**What needs to be done**: Copy each line below that contains "above".

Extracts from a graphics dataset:
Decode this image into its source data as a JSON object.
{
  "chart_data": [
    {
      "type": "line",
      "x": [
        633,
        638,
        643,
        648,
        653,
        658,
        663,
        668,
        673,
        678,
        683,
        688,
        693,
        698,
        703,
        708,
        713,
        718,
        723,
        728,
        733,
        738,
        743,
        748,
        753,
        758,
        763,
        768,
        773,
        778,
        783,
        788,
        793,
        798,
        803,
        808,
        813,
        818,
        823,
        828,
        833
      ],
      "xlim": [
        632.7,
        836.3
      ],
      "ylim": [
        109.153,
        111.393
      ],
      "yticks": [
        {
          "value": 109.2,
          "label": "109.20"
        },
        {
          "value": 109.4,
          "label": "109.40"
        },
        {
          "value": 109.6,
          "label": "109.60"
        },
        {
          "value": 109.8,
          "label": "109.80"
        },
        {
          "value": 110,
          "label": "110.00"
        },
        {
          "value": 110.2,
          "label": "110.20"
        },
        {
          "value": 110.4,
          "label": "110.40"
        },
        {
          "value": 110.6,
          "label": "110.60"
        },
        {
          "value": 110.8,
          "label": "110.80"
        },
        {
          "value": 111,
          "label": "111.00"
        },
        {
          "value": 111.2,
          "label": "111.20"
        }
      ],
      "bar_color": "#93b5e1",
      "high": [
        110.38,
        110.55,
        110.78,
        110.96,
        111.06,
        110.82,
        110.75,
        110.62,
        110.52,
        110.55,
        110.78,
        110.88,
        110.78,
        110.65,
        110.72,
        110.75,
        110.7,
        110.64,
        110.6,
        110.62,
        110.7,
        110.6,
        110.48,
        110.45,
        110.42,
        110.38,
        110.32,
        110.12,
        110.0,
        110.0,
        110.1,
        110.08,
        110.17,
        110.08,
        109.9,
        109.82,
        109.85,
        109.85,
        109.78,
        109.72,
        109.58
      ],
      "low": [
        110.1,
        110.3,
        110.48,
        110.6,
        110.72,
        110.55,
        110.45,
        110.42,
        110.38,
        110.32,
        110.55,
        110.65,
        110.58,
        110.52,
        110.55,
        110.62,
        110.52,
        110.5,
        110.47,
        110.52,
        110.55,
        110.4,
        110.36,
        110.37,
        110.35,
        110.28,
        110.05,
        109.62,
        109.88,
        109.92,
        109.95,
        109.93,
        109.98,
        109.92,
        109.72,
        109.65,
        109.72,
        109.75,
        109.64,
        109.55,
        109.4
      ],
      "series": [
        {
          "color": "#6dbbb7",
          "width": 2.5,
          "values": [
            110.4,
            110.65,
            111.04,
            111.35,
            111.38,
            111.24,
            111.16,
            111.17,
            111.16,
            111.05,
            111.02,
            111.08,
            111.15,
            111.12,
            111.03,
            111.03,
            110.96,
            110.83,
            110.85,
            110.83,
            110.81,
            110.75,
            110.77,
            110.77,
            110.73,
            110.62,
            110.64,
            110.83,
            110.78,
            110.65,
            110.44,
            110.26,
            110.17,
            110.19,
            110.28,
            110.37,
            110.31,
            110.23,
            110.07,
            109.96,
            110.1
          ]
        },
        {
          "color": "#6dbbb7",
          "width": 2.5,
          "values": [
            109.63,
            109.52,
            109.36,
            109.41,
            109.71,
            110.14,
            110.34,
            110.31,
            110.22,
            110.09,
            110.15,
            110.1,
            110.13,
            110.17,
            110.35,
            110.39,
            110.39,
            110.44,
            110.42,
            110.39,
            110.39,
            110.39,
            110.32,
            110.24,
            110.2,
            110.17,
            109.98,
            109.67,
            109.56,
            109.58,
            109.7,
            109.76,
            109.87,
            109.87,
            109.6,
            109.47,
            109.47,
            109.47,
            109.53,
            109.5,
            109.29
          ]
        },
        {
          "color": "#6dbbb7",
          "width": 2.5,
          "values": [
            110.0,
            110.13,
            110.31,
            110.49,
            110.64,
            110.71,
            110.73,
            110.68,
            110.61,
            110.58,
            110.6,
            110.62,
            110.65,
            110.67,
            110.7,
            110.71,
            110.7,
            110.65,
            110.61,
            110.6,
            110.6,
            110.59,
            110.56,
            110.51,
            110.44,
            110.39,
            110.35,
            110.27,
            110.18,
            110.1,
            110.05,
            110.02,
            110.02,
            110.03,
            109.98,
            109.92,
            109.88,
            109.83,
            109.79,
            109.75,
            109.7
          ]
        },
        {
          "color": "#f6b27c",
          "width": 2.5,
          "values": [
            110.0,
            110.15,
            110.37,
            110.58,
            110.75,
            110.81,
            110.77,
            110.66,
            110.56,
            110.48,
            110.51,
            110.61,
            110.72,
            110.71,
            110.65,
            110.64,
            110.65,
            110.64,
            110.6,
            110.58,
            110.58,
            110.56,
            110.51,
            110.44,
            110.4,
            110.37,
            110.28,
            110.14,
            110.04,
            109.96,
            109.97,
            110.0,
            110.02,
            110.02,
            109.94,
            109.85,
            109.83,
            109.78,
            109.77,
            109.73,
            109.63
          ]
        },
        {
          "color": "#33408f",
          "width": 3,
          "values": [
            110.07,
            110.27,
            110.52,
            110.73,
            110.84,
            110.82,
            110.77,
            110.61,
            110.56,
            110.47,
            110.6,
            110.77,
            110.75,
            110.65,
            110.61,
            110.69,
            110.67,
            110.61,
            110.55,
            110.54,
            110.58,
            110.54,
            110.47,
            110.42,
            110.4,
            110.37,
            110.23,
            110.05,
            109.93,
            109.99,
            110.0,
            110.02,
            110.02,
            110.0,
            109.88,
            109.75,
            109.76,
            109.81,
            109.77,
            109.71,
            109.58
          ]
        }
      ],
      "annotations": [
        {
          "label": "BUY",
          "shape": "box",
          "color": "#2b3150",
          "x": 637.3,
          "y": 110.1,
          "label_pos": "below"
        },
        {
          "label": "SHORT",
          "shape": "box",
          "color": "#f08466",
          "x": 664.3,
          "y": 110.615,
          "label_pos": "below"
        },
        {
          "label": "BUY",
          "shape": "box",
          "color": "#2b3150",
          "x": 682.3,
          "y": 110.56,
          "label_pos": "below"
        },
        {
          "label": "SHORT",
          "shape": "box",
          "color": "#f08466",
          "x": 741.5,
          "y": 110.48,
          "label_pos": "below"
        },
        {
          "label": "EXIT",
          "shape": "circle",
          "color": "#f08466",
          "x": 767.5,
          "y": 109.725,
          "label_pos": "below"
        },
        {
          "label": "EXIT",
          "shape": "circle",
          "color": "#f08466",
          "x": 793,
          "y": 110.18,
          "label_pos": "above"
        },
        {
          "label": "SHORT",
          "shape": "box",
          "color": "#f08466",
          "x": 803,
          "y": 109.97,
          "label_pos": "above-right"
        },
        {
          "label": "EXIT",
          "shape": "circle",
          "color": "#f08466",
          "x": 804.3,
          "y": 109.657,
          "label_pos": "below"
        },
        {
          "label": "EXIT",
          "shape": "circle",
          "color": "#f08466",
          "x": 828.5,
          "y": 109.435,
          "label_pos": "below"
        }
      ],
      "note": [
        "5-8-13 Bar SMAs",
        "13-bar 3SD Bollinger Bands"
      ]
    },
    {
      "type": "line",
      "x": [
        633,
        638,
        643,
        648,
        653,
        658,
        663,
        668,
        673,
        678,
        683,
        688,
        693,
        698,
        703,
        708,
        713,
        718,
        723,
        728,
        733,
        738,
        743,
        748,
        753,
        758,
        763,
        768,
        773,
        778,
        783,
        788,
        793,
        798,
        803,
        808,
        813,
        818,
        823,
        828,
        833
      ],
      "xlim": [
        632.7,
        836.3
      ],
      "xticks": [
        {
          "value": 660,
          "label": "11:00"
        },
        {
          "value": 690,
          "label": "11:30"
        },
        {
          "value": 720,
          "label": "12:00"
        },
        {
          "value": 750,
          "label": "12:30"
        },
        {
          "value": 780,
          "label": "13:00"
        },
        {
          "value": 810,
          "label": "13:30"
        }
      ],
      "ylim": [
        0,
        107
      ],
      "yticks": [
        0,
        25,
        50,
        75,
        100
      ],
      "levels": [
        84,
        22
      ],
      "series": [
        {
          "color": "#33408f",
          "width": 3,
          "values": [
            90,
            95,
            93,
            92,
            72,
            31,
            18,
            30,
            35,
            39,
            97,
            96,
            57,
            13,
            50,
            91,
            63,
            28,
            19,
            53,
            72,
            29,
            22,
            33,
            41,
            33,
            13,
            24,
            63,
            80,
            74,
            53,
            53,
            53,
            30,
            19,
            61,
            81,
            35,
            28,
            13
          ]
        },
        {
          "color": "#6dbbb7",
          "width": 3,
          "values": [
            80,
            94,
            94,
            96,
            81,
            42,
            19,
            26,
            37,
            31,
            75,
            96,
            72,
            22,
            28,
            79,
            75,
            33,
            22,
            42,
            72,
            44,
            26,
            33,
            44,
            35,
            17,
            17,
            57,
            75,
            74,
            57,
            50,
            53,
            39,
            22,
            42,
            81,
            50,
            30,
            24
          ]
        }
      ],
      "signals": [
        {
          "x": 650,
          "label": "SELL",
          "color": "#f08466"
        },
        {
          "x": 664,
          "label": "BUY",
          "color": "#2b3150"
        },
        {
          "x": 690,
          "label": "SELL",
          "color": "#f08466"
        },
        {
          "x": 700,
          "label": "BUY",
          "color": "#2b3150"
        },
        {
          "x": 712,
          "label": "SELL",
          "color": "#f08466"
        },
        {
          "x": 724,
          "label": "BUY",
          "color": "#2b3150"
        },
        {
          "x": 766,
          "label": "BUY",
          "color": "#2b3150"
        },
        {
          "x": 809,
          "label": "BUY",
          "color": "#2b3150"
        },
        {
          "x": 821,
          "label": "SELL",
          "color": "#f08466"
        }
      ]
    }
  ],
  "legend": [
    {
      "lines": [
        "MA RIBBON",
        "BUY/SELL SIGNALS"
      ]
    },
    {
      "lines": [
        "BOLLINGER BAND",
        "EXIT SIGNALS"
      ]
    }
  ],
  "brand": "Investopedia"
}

**Solved problem**:
          "label_pos": "above"
          "label_pos": "above-right"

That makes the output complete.